## Excerpted data

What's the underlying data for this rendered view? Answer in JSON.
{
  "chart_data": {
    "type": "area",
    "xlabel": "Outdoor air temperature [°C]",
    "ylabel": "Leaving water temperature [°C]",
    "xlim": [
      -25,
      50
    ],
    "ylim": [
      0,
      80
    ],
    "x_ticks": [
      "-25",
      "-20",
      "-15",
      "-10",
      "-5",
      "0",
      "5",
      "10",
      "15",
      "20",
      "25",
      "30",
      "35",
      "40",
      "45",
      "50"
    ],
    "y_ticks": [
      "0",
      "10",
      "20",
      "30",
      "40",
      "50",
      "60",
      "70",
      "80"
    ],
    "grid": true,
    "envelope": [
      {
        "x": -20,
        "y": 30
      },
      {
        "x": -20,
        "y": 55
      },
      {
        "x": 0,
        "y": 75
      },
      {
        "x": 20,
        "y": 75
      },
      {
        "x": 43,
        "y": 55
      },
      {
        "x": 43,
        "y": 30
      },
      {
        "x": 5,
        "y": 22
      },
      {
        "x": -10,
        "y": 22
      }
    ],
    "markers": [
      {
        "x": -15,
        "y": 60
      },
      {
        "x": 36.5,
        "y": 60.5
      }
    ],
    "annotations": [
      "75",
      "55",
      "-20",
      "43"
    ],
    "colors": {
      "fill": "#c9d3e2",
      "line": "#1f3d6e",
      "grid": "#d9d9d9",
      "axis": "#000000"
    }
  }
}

## Directions for this task
Transcribe the data above in full, exactly.

## Solution to this exercise
What's the underlying data for this rendered view? Answer in JSON.
{
  "chart_data": {
    "type": "area",
    "xlabel": "Outdoor air temperature [°C]",
    "ylabel": "Leaving water temperature [°C]",
    "xlim": [
      -25,
      50
    ],
    "ylim": [
      0,
      80
    ],
    "x_ticks": [
      "-25",
      "-20",
      "-15",
      "-10",
      "-5",
      "0",
      "5",
      "10",
      "15",
      "20",
      "25",
      "30",
      "35",
      "40",
      "45",
      "50"
    ],
    "y_ticks": [
      "0",
      "10",
      "20",
      "30",
      "40",
      "50",
      "60",
      "70",
      "80"
    ],
    "grid": true,
    "envelope": [
      {
        "x": -20,
        "y": 30
      },
      {
        "x": -20,
        "y": 55
      },
      {
        "x": 0,
        "y": 75
      },
      {
        "x": 20,
        "y": 75
      },
      {
        "x": 43,
        "y": 55
      },
      {
        "x": 43,
        "y": 30
      },
      {
        "x": 5,
        "y": 22
      },
      {
        "x": -10,
        "y": 22
      }
    ],
    "markers": [
      {
        "x": -15,
        "y": 60
      },
      {
        "x": 36.5,
        "y": 60.5
      }
    ],
    "annotations": [
      "75",
      "55",
      "-20",
      "43"
    ],
    "colors": {
      "fill": "#c9d3e2",
      "line": "#1f3d6e",
      "grid": "#d9d9d9",
      "axis": "#000000"
    }
  }
}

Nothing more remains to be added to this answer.